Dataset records
=======

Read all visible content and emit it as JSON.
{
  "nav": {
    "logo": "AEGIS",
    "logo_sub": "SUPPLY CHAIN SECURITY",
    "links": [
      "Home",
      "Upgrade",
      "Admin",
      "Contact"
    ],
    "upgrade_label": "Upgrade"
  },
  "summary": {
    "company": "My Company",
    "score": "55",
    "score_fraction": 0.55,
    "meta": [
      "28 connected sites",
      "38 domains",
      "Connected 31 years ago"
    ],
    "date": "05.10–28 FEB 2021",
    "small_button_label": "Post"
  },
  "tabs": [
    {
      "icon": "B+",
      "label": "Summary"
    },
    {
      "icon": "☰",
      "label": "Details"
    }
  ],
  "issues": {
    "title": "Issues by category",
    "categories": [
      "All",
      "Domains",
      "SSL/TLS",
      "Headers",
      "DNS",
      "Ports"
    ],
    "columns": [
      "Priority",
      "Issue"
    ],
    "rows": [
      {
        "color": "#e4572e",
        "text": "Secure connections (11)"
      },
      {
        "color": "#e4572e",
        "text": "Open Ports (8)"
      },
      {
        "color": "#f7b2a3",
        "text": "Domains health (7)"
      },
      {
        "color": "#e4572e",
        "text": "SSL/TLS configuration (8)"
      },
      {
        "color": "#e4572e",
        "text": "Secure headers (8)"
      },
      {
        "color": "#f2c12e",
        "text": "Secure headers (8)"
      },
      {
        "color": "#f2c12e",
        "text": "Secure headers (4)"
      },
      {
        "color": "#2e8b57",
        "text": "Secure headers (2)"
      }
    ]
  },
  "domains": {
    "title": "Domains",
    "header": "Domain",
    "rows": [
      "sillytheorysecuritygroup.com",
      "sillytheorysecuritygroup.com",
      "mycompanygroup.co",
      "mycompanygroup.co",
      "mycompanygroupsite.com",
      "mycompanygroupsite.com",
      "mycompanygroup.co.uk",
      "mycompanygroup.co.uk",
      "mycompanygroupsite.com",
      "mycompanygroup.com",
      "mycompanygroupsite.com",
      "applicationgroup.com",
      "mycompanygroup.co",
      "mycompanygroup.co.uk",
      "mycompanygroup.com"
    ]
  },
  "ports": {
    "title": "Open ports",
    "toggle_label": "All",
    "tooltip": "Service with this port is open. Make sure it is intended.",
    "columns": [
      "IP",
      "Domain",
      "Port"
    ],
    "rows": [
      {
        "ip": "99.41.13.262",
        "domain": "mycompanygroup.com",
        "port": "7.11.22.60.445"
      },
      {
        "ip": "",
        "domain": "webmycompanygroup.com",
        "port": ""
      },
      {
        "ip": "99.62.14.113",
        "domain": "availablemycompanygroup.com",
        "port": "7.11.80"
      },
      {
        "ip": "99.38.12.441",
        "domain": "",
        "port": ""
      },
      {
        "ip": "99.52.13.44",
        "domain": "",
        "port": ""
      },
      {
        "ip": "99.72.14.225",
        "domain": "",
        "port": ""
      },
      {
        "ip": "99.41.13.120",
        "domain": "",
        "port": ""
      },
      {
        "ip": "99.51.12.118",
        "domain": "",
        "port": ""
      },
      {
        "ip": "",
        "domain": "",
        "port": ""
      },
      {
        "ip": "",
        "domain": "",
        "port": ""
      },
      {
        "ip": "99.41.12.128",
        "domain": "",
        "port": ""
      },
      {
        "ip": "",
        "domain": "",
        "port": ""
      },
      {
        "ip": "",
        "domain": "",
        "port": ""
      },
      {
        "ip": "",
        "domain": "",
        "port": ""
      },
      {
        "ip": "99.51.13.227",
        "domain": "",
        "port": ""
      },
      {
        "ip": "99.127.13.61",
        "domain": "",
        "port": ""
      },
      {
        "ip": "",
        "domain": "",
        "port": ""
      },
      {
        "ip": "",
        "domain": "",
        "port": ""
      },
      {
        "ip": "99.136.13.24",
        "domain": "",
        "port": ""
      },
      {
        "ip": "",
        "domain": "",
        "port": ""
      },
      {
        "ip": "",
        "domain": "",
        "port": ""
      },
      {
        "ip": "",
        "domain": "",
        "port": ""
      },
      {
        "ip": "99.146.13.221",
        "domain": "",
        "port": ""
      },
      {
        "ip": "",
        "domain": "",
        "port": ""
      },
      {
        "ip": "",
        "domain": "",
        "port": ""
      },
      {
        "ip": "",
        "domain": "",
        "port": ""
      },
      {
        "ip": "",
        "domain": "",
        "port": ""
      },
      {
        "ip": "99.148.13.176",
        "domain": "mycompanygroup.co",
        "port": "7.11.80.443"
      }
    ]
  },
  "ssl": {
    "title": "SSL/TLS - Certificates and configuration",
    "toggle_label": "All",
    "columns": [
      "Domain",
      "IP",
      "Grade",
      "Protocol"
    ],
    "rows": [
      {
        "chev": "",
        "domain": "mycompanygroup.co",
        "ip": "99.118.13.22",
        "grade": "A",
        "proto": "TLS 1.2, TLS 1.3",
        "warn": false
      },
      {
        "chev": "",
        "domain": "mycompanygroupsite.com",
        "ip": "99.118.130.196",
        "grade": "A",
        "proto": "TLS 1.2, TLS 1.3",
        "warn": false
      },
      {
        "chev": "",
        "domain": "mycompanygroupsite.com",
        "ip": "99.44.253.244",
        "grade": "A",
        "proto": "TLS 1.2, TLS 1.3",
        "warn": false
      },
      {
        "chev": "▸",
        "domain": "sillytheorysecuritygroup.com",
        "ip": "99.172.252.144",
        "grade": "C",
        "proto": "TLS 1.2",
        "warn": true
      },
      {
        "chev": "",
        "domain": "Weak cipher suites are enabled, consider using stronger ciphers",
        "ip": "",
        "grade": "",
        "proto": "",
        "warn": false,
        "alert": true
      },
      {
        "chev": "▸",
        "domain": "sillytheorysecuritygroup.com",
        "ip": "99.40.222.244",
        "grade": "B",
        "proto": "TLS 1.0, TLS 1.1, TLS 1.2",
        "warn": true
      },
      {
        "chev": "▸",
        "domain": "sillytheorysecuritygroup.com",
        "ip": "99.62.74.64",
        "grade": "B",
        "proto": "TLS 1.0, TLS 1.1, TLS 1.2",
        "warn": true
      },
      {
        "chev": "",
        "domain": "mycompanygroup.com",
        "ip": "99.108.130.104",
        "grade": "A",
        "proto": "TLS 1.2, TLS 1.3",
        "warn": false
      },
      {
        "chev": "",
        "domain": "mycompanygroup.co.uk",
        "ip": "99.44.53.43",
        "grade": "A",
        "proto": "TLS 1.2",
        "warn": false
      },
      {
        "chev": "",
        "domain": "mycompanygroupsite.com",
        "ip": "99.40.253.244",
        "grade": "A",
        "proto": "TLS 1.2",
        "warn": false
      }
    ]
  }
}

=======

» **GIVEN TASK**:
Tally the lines of the records holding the word "text", then state only the tally.

» **WRITTEN REPLY**:
8